Exercise inputs:
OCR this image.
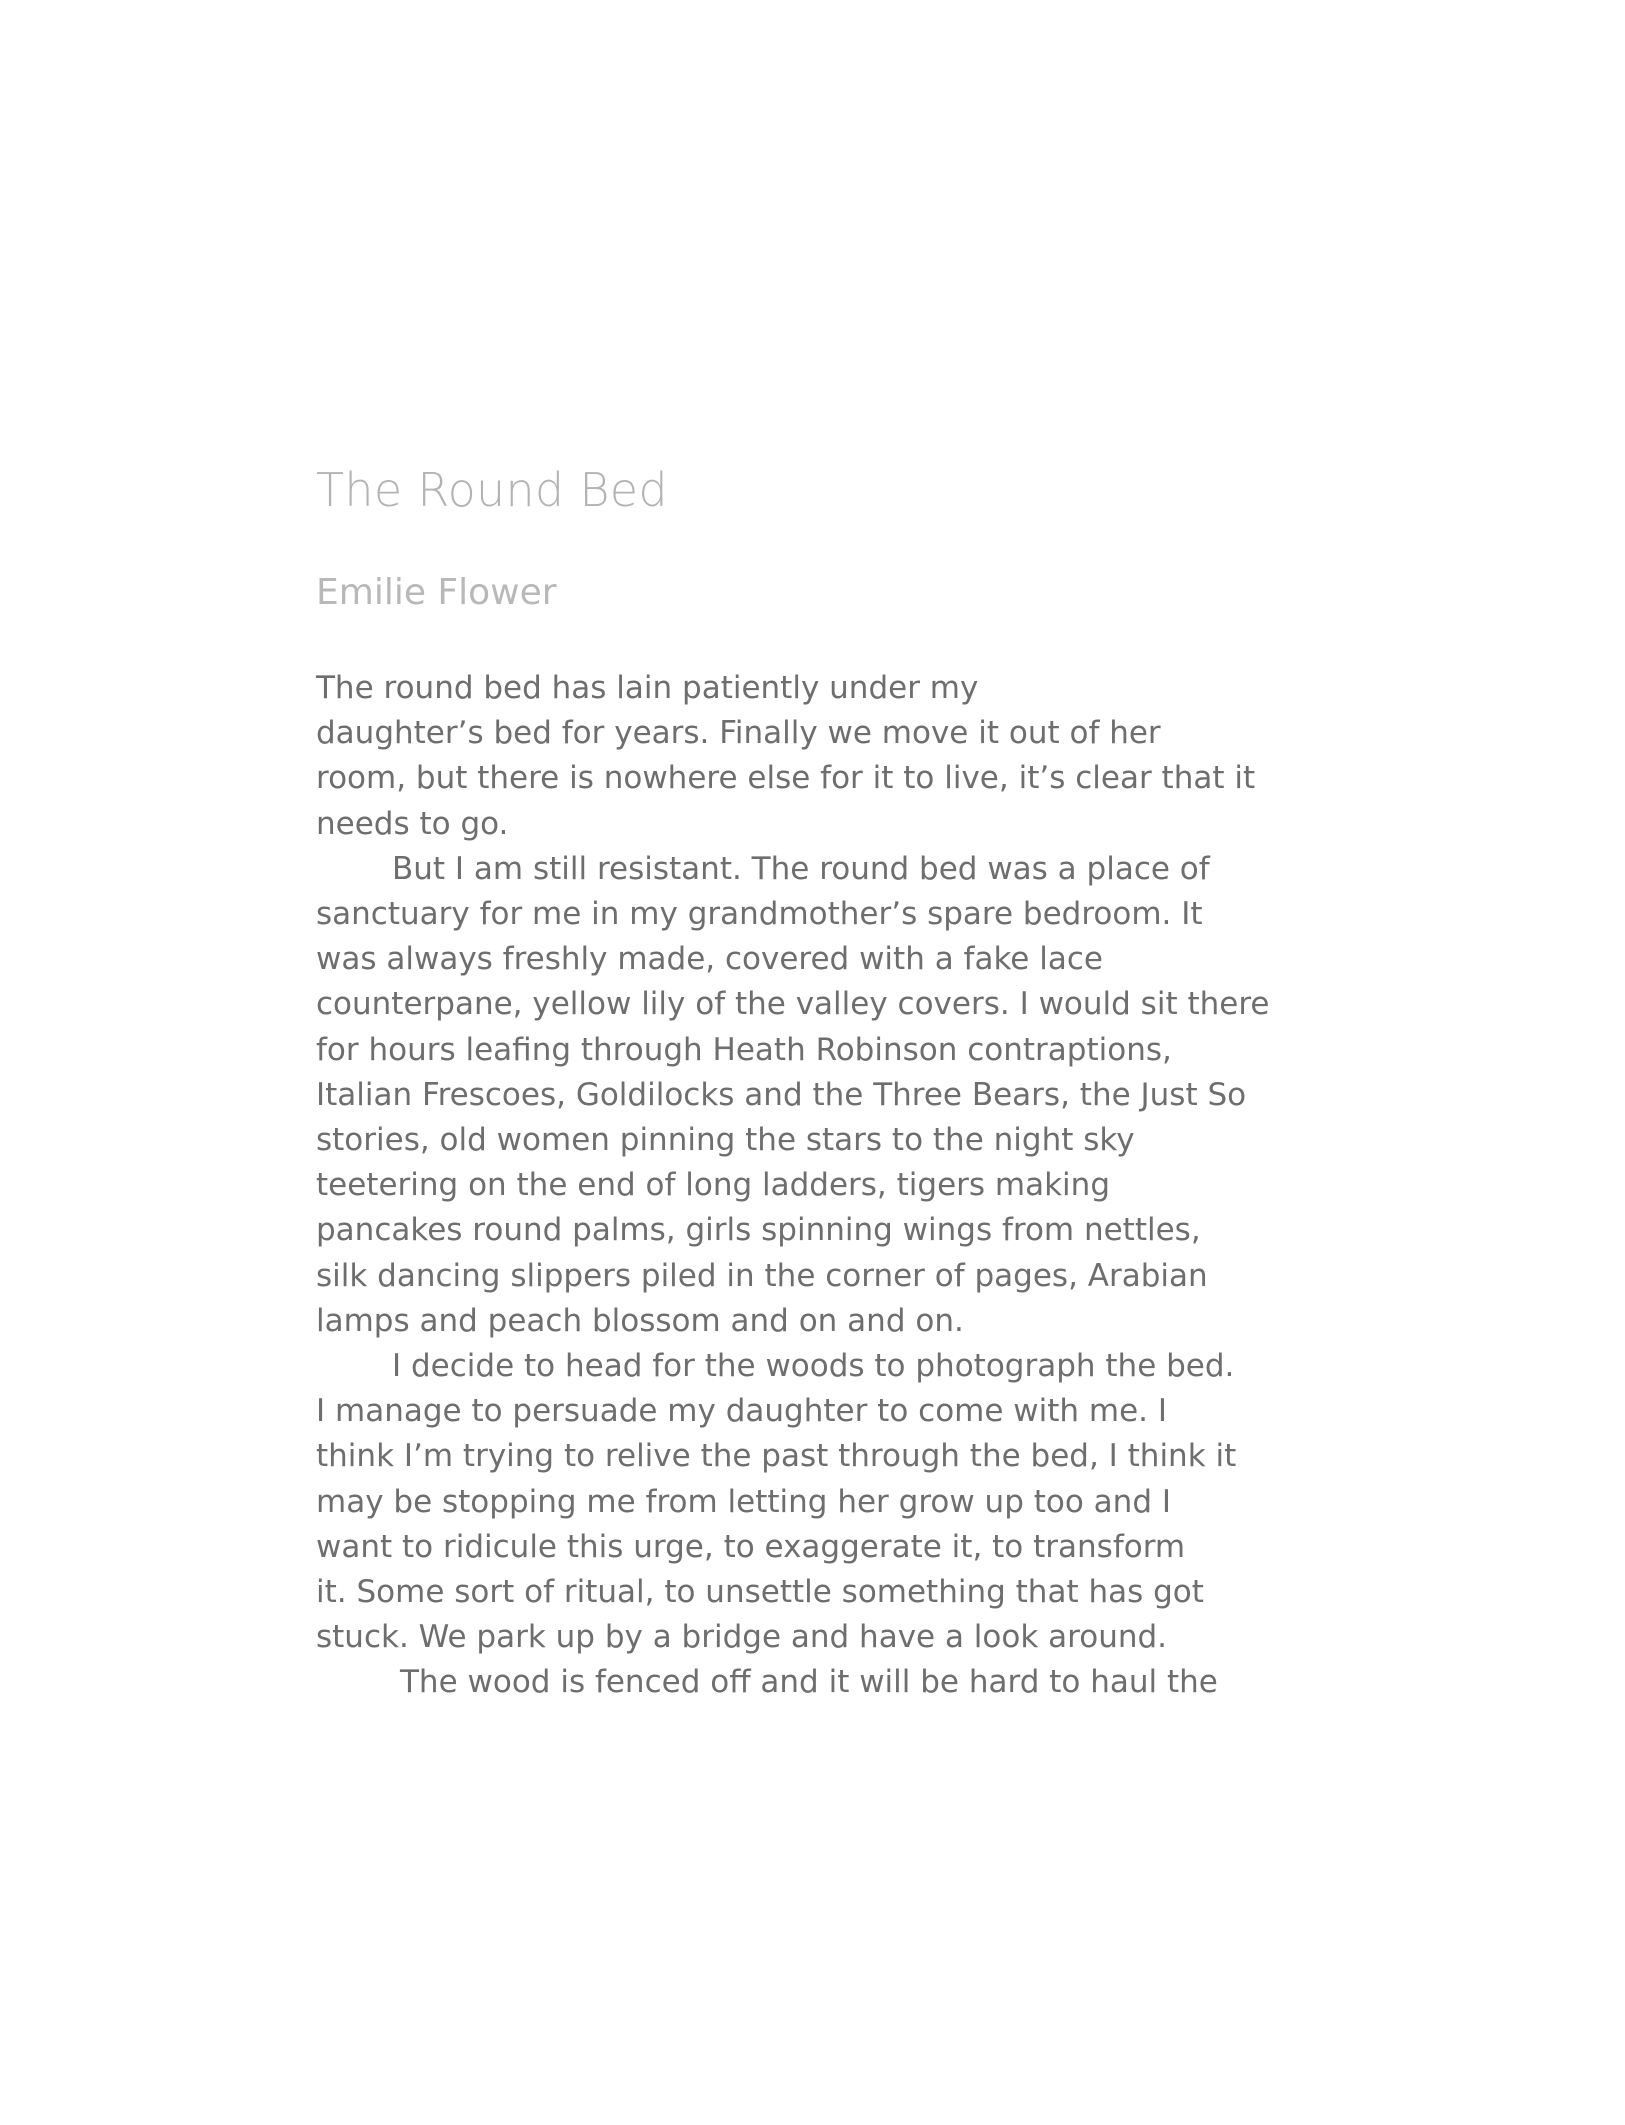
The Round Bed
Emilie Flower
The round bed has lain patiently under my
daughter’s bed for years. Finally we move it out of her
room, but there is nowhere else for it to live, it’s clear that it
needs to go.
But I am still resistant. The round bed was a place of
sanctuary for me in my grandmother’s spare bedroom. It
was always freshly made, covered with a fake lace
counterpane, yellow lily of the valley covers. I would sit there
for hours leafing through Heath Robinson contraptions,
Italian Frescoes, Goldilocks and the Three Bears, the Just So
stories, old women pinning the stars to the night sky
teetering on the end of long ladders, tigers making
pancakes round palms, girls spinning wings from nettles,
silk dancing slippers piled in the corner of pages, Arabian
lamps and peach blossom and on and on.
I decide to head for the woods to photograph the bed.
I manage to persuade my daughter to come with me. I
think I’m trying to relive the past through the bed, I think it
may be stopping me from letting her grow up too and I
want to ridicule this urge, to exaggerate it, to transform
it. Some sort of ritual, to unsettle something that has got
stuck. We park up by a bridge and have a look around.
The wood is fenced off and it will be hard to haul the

Goal of the exercise: Give back every line exactly as it stands, pictures excluded.

Reply to the exercise:
OCR this image.
The Round Bed
Emilie Flower
The round bed has lain patiently under my
daughter’s bed for years. Finally we move it out of her
room, but there is nowhere else for it to live, it’s clear that it
needs to go.
But I am still resistant. The round bed was a place of
sanctuary for me in my grandmother’s spare bedroom. It
was always freshly made, covered with a fake lace
counterpane, yellow lily of the valley covers. I would sit there
for hours leafing through Heath Robinson contraptions,
Italian Frescoes, Goldilocks and the Three Bears, the Just So
stories, old women pinning the stars to the night sky
teetering on the end of long ladders, tigers making
pancakes round palms, girls spinning wings from nettles,
silk dancing slippers piled in the corner of pages, Arabian
lamps and peach blossom and on and on.
I decide to head for the woods to photograph the bed.
I manage to persuade my daughter to come with me. I
think I’m trying to relive the past through the bed, I think it
may be stopping me from letting her grow up too and I
want to ridicule this urge, to exaggerate it, to transform
it. Some sort of ritual, to unsettle something that has got
stuck. We park up by a bridge and have a look around.
The wood is fenced off and it will be hard to haul the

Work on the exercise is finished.